Do this: Keep the pictures out of the copy and repeat the records exactly.

Records:
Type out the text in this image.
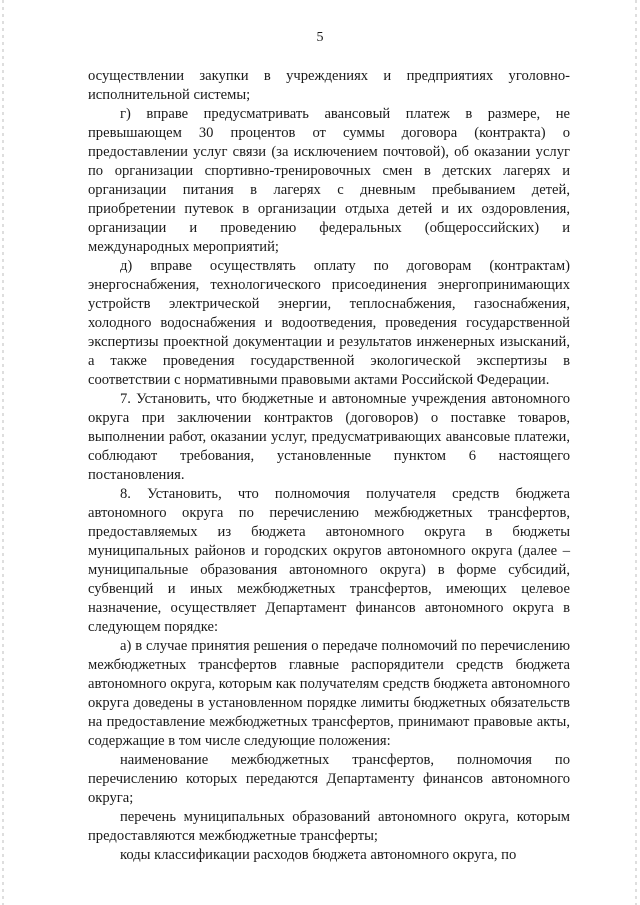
5

осуществлении закупки в учреждениях и предприятиях уголовно-исполнительной системы;

г) вправе предусматривать авансовый платеж в размере, не превышающем 30 процентов от суммы договора (контракта) о предоставлении услуг связи (за исключением почтовой), об оказании услуг по организации спортивно-тренировочных смен в детских лагерях и организации питания в лагерях с дневным пребыванием детей, приобретении путевок в организации отдыха детей и их оздоровления, организации и проведению федеральных (общероссийских) и международных мероприятий;

д) вправе осуществлять оплату по договорам (контрактам) энергоснабжения, технологического присоединения энергопринимающих устройств электрической энергии, теплоснабжения, газоснабжения, холодного водоснабжения и водоотведения, проведения государственной экспертизы проектной документации и результатов инженерных изысканий, а также проведения государственной экологической экспертизы в соответствии с нормативными правовыми актами Российской Федерации.

7. Установить, что бюджетные и автономные учреждения автономного округа при заключении контрактов (договоров) о поставке товаров, выполнении работ, оказании услуг, предусматривающих авансовые платежи, соблюдают требования, установленные пунктом 6 настоящего постановления.

8. Установить, что полномочия получателя средств бюджета автономного округа по перечислению межбюджетных трансфертов, предоставляемых из бюджета автономного округа в бюджеты муниципальных районов и городских округов автономного округа (далее – муниципальные образования автономного округа) в форме субсидий, субвенций и иных межбюджетных трансфертов, имеющих целевое назначение, осуществляет Департамент финансов автономного округа в следующем порядке:

а) в случае принятия решения о передаче полномочий по перечислению межбюджетных трансфертов главные распорядители средств бюджета автономного округа, которым как получателям средств бюджета автономного округа доведены в установленном порядке лимиты бюджетных обязательств на предоставление межбюджетных трансфертов, принимают правовые акты, содержащие в том числе следующие положения:

наименование межбюджетных трансфертов, полномочия по перечислению которых передаются Департаменту финансов автономного округа;

перечень муниципальных образований автономного округа, которым предоставляются межбюджетные трансферты;

коды классификации расходов бюджета автономного округа, по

Result of this exercise:
Type out the text in this image.
5

осуществлении закупки в учреждениях и предприятиях уголовно-исполнительной системы;

г) вправе предусматривать авансовый платеж в размере, не превышающем 30 процентов от суммы договора (контракта) о предоставлении услуг связи (за исключением почтовой), об оказании услуг по организации спортивно-тренировочных смен в детских лагерях и организации питания в лагерях с дневным пребыванием детей, приобретении путевок в организации отдыха детей и их оздоровления, организации и проведению федеральных (общероссийских) и международных мероприятий;

д) вправе осуществлять оплату по договорам (контрактам) энергоснабжения, технологического присоединения энергопринимающих устройств электрической энергии, теплоснабжения, газоснабжения, холодного водоснабжения и водоотведения, проведения государственной экспертизы проектной документации и результатов инженерных изысканий, а также проведения государственной экологической экспертизы в соответствии с нормативными правовыми актами Российской Федерации.

7. Установить, что бюджетные и автономные учреждения автономного округа при заключении контрактов (договоров) о поставке товаров, выполнении работ, оказании услуг, предусматривающих авансовые платежи, соблюдают требования, установленные пунктом 6 настоящего постановления.

8. Установить, что полномочия получателя средств бюджета автономного округа по перечислению межбюджетных трансфертов, предоставляемых из бюджета автономного округа в бюджеты муниципальных районов и городских округов автономного округа (далее – муниципальные образования автономного округа) в форме субсидий, субвенций и иных межбюджетных трансфертов, имеющих целевое назначение, осуществляет Департамент финансов автономного округа в следующем порядке:

а) в случае принятия решения о передаче полномочий по перечислению межбюджетных трансфертов главные распорядители средств бюджета автономного округа, которым как получателям средств бюджета автономного округа доведены в установленном порядке лимиты бюджетных обязательств на предоставление межбюджетных трансфертов, принимают правовые акты, содержащие в том числе следующие положения:

наименование межбюджетных трансфертов, полномочия по перечислению которых передаются Департаменту финансов автономного округа;

перечень муниципальных образований автономного округа, которым предоставляются межбюджетные трансферты;

коды классификации расходов бюджета автономного округа, по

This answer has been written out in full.